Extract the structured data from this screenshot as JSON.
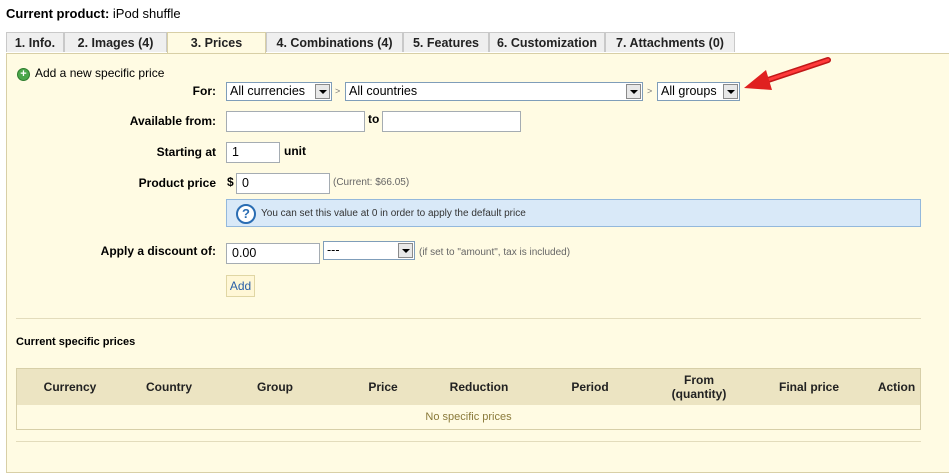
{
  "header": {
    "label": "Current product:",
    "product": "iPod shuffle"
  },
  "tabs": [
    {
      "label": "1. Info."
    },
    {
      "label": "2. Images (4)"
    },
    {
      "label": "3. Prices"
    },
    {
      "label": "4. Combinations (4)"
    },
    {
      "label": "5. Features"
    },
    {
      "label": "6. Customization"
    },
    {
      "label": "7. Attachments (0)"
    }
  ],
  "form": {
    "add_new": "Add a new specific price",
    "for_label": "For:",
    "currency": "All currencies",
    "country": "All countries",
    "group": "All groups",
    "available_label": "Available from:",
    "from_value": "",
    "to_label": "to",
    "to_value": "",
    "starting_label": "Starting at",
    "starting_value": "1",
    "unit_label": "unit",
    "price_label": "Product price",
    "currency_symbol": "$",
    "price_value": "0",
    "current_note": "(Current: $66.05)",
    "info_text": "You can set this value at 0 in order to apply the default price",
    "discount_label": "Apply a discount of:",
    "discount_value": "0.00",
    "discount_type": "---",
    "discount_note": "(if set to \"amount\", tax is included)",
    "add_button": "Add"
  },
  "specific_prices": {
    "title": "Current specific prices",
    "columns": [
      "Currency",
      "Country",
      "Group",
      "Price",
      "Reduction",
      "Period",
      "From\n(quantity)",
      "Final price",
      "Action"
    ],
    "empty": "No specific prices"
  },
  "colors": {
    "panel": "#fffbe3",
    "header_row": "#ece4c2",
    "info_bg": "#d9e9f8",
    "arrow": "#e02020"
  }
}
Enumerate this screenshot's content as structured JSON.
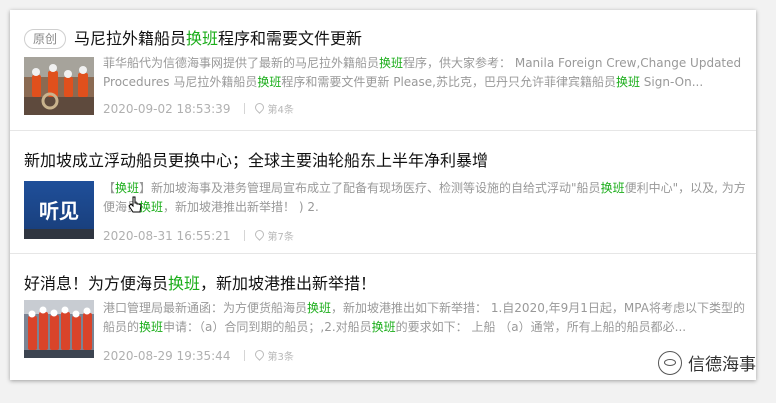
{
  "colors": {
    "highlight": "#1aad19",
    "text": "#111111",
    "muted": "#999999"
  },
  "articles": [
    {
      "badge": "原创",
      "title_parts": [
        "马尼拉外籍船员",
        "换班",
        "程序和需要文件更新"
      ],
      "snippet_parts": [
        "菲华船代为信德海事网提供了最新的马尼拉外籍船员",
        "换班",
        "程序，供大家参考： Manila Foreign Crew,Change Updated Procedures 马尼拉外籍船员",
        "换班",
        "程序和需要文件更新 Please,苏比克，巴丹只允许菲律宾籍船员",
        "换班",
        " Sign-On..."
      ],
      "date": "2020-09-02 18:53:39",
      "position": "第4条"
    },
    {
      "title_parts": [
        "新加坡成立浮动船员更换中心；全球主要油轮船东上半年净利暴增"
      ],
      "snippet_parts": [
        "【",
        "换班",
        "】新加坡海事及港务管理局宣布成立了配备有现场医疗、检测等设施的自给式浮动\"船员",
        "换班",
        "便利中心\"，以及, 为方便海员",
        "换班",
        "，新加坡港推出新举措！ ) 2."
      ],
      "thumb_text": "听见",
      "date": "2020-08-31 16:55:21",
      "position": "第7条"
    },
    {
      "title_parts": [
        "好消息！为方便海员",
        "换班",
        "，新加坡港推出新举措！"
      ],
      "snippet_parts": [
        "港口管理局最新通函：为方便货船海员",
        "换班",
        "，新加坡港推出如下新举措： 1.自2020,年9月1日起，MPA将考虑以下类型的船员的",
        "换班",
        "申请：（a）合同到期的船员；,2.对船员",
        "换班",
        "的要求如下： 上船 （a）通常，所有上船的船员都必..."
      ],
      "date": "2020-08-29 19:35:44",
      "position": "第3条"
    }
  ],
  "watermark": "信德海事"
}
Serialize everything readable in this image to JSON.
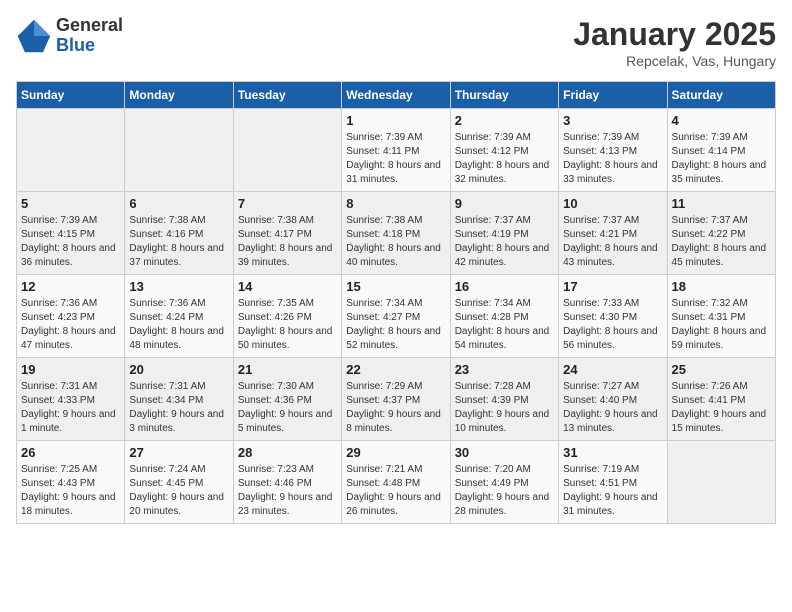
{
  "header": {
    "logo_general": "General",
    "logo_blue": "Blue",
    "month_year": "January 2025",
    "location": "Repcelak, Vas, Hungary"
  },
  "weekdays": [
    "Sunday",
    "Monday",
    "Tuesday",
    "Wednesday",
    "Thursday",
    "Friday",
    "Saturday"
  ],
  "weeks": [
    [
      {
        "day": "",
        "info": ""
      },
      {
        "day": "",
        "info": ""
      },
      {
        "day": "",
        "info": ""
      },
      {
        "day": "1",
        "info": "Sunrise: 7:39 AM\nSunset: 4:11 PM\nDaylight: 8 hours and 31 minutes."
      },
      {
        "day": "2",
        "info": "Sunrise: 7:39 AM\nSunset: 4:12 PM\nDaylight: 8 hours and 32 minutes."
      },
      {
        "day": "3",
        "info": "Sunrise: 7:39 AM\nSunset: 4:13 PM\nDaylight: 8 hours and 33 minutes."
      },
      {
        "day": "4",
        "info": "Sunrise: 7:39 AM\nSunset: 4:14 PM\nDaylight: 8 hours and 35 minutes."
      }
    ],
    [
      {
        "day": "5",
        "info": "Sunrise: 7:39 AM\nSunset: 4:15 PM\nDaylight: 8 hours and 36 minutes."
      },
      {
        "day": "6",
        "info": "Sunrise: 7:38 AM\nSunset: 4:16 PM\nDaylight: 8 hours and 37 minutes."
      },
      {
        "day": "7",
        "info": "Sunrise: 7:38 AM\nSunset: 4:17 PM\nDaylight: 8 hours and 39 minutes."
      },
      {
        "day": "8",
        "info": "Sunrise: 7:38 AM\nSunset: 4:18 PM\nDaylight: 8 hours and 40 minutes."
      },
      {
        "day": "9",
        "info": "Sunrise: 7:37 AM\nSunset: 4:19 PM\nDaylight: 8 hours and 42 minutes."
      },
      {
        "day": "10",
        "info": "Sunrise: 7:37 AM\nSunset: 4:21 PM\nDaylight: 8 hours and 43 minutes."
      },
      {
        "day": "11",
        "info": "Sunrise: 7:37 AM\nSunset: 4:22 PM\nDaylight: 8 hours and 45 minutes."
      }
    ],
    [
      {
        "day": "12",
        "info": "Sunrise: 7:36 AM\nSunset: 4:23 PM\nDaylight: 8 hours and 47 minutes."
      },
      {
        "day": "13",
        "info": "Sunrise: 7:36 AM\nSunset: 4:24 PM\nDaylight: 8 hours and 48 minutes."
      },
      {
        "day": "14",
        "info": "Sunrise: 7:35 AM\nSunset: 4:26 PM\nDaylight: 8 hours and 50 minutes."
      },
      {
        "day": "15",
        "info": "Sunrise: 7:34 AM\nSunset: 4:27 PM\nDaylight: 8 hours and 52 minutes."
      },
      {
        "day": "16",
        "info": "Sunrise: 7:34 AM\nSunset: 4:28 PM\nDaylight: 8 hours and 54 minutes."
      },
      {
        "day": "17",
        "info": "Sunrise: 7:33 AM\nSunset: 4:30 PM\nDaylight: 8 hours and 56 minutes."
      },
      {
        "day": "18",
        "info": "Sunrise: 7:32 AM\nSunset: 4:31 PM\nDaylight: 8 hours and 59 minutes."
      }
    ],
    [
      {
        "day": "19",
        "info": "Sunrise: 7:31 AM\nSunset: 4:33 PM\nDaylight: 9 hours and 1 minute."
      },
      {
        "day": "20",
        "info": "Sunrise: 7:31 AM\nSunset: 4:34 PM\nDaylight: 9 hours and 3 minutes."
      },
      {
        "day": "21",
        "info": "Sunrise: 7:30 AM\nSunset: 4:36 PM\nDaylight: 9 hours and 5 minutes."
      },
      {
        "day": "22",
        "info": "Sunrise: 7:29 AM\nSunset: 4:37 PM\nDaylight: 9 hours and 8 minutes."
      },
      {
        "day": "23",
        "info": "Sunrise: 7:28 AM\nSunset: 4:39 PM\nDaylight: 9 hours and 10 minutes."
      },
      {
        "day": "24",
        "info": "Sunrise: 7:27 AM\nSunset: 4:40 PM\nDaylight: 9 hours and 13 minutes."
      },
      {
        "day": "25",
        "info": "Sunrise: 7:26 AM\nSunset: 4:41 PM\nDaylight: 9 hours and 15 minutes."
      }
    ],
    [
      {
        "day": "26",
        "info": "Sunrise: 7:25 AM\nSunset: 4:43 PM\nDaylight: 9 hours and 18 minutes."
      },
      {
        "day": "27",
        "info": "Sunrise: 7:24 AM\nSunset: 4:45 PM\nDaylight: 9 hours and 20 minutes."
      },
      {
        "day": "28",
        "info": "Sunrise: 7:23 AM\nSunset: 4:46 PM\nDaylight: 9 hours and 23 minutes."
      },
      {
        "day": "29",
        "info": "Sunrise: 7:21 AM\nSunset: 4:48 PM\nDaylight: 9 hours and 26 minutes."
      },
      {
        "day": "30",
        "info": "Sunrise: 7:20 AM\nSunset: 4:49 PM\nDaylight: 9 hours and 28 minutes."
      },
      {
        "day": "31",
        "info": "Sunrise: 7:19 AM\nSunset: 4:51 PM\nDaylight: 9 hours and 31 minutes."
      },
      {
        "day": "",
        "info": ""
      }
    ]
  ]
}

§ §

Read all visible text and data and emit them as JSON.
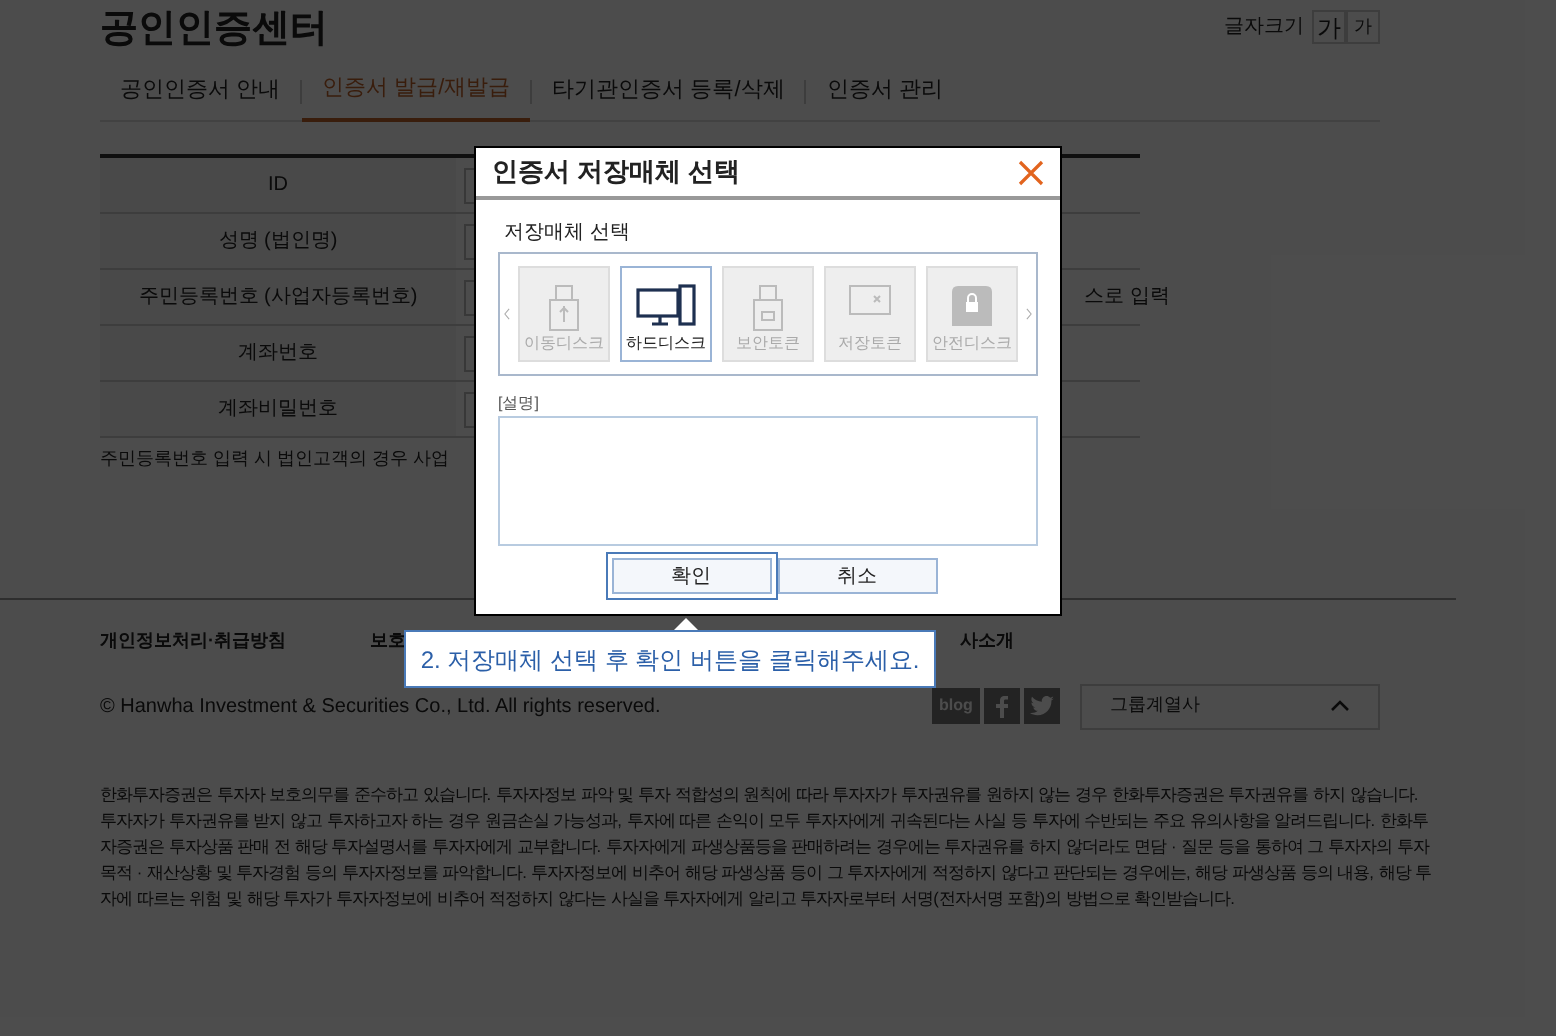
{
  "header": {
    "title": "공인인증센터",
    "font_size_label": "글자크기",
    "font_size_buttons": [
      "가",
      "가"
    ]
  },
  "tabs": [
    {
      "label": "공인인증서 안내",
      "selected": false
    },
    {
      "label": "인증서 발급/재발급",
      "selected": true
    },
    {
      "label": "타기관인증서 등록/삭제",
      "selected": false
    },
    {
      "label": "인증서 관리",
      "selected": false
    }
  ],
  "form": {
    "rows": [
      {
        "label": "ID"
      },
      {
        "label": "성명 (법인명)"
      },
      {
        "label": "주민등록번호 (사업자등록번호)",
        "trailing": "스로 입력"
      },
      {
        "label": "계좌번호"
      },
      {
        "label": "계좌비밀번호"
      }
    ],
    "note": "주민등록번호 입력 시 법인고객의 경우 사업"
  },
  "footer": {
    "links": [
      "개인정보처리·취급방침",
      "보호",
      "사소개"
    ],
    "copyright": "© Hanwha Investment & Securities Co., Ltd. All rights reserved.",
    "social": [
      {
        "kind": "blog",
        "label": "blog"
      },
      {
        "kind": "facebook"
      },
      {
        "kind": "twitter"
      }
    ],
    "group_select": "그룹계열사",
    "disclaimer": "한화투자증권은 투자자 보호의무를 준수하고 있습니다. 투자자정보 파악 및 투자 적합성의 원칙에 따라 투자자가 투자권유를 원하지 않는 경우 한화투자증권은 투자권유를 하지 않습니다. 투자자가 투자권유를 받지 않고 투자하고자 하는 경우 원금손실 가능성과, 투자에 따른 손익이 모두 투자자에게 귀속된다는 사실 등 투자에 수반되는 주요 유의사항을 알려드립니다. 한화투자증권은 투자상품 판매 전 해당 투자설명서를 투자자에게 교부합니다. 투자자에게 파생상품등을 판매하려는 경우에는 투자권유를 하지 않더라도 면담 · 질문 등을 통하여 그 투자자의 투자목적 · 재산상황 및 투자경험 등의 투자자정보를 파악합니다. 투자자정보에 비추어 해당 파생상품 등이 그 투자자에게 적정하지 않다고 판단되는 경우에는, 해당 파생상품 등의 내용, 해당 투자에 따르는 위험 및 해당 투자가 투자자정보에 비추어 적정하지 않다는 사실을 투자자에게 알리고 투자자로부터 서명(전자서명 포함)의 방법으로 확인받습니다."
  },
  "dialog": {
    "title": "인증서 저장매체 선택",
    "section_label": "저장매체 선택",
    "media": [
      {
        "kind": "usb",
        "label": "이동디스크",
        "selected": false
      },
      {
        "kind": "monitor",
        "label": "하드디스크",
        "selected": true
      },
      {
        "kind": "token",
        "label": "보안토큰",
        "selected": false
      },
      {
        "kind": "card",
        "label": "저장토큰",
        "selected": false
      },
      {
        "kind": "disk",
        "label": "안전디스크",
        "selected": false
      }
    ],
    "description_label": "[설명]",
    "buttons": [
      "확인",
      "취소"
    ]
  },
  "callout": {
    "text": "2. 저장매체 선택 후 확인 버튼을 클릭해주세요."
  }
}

§ §

DESCRIPTION OF THE TASK:
Copy and report every line where the word "data" is present.

RESULT FOR THIS TASK:
Extract the structured data from this screenshot as JSON.
Read all visible text and data and emit them as JSON.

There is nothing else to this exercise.